::: Information shown :::
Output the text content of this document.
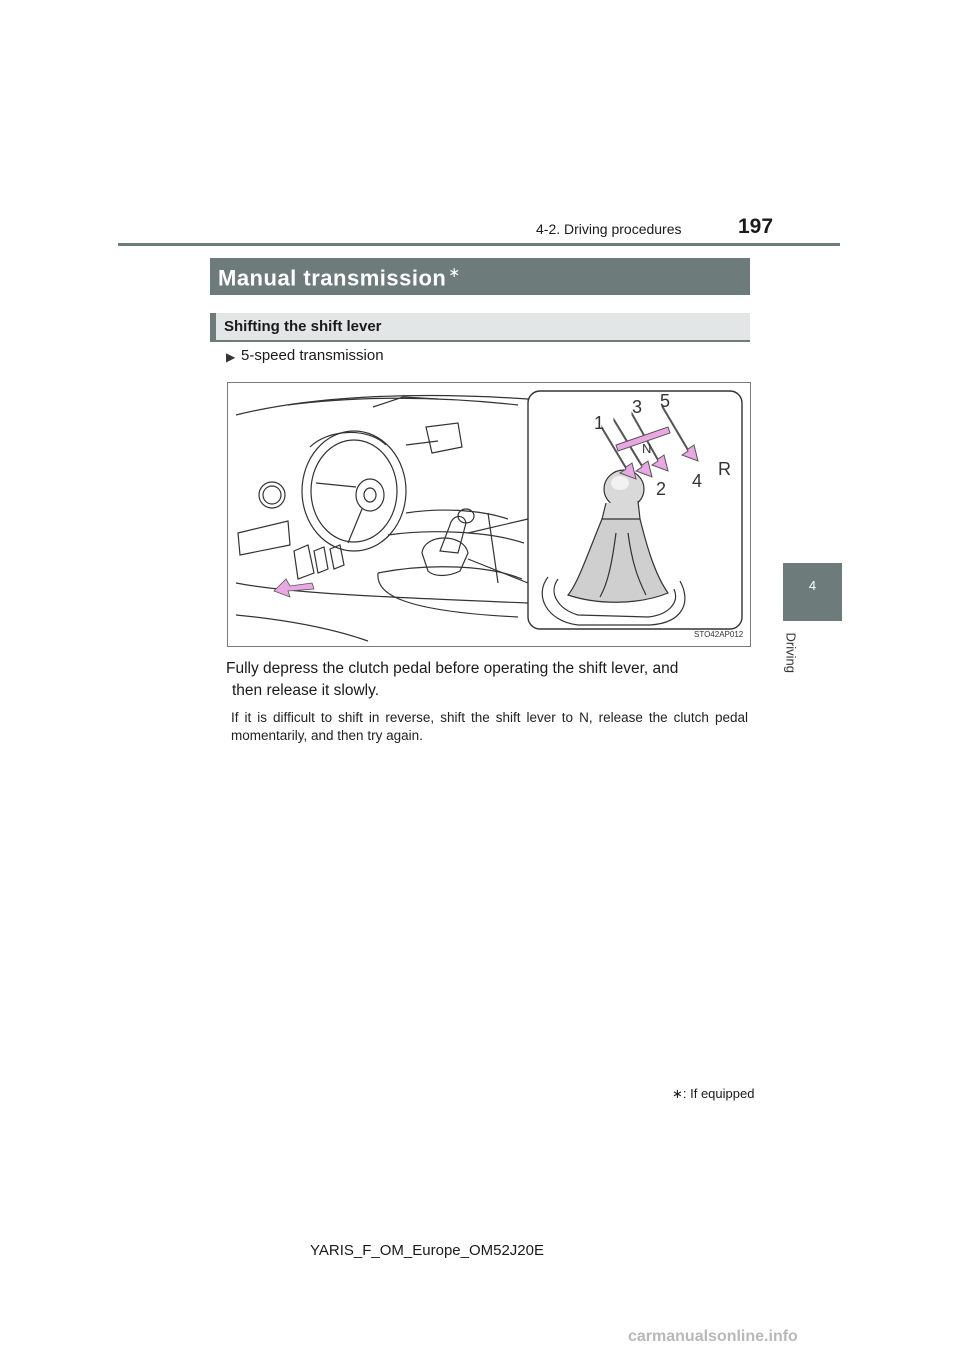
197
4-2. Driving procedures
4
Driving
Manual transmission ∗
Shifting the shift lever
▶ 5-speed transmission
1
3 5
2 4
R
N
STO42AP012
Fully depress the clutch pedal before operating the shift lever, and
then release it slowly.
If it is difficult to shift in reverse, shift the shift lever to N, release the clutch pedal momentarily, and then try again.
∗: If equipped
YARIS_F_OM_Europe_OM52J20E
carmanualsonline.info
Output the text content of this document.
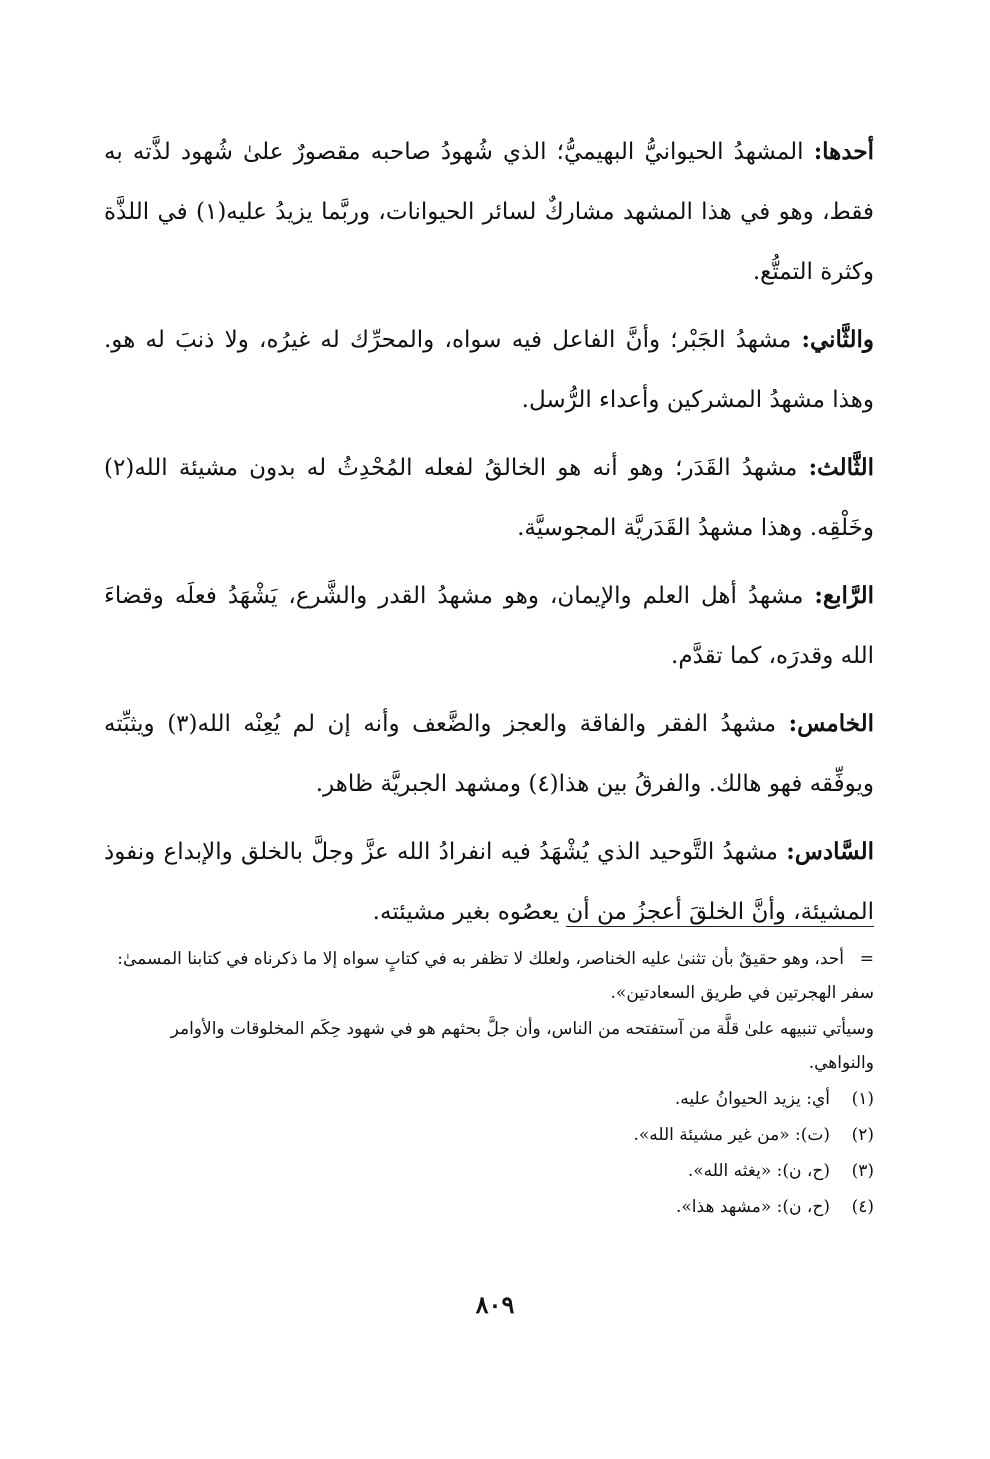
أحدها: المشهدُ الحيوانيُّ البهيميُّ؛ الذي شُهودُ صاحبه مقصورٌ علىٰ شُهود لذَّته به فقط، وهو في هذا المشهد مشاركٌ لسائر الحيوانات، وربَّما يزيدُ عليه(١) في اللذَّة وكثرة التمتُّع.

والثَّاني: مشهدُ الجَبْر؛ وأنَّ الفاعل فيه سواه، والمحرِّك له غيرُه، ولا ذنبَ له هو. وهذا مشهدُ المشركين وأعداء الرُّسل.

الثَّالث: مشهدُ القَدَر؛ وهو أنه هو الخالقُ لفعله المُحْدِثُ له بدون مشيئة الله(٢) وخَلْقِه. وهذا مشهدُ القَدَريَّة المجوسيَّة.

الرَّابع: مشهدُ أهل العلم والإيمان، وهو مشهدُ القدر والشَّرع، يَشْهَدُ فعلَه وقضاءَ الله وقدرَه، كما تقدَّم.

الخامس: مشهدُ الفقر والفاقة والعجز والضَّعف وأنه إن لم يُعِنْه الله(٣) ويثبِّته ويوفِّقه فهو هالك. والفرقُ بين هذا(٤) ومشهد الجبريَّة ظاهر.

السَّادس: مشهدُ التَّوحيد الذي يُشْهَدُ فيه انفرادُ الله عزَّ وجلَّ بالخلق والإبداع ونفوذ المشيئة، وأنَّ الخلقَ أعجزُ من أن يعصُوه بغير مشيئته.

=أحد، وهو حقيقٌ بأن تثنىٰ عليه الخناصر، ولعلك لا تظفر به في كتابٍ سواه إلا ما ذكرناه في كتابنا المسمىٰ: سفر الهجرتين في طريق السعادتين».

وسيأتي تنبيهه علىٰ قلَّة من آستفتحه من الناس، وأن جلَّ بحثهم هو في شهود حِكَم المخلوقات والأوامر والنواهي.

(١)
أي: يزيد الحيوانُ عليه.
(٢)
(ت): «من غير مشيئة الله».
(٣)
(ح، ن): «يغثه الله».
(٤)
(ح، ن): «مشهد هذا».
٨٠٩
:::
* Task prompt
Quote the listing above in full, except for the pictures.

* The output
Output the text content of this document.
197
4-2. Driving procedures
4
Driving
Manual transmission ∗
Shifting the shift lever
▶ 5-speed transmission
1
3 5
2 4
R
N
STO42AP012
Fully depress the clutch pedal before operating the shift lever, and
then release it slowly.
If it is difficult to shift in reverse, shift the shift lever to N, release the clutch pedal momentarily, and then try again.
∗: If equipped
YARIS_F_OM_Europe_OM52J20E
carmanualsonline.info
Output the text content of this document.
أحدها: المشهدُ الحيوانيُّ البهيميُّ؛ الذي شُهودُ صاحبه مقصورٌ علىٰ شُهود لذَّته به فقط، وهو في هذا المشهد مشاركٌ لسائر الحيوانات، وربَّما يزيدُ عليه(١) في اللذَّة وكثرة التمتُّع.

والثَّاني: مشهدُ الجَبْر؛ وأنَّ الفاعل فيه سواه، والمحرِّك له غيرُه، ولا ذنبَ له هو. وهذا مشهدُ المشركين وأعداء الرُّسل.

الثَّالث: مشهدُ القَدَر؛ وهو أنه هو الخالقُ لفعله المُحْدِثُ له بدون مشيئة الله(٢) وخَلْقِه. وهذا مشهدُ القَدَريَّة المجوسيَّة.

الرَّابع: مشهدُ أهل العلم والإيمان، وهو مشهدُ القدر والشَّرع، يَشْهَدُ فعلَه وقضاءَ الله وقدرَه، كما تقدَّم.

الخامس: مشهدُ الفقر والفاقة والعجز والضَّعف وأنه إن لم يُعِنْه الله(٣) ويثبِّته ويوفِّقه فهو هالك. والفرقُ بين هذا(٤) ومشهد الجبريَّة ظاهر.

السَّادس: مشهدُ التَّوحيد الذي يُشْهَدُ فيه انفرادُ الله عزَّ وجلَّ بالخلق والإبداع ونفوذ المشيئة، وأنَّ الخلقَ أعجزُ من أن يعصُوه بغير مشيئته.

=أحد، وهو حقيقٌ بأن تثنىٰ عليه الخناصر، ولعلك لا تظفر به في كتابٍ سواه إلا ما ذكرناه في كتابنا المسمىٰ: سفر الهجرتين في طريق السعادتين».

وسيأتي تنبيهه علىٰ قلَّة من آستفتحه من الناس، وأن جلَّ بحثهم هو في شهود حِكَم المخلوقات والأوامر والنواهي.

(١)
أي: يزيد الحيوانُ عليه.
(٢)
(ت): «من غير مشيئة الله».
(٣)
(ح، ن): «يغثه الله».
(٤)
(ح، ن): «مشهد هذا».
٨٠٩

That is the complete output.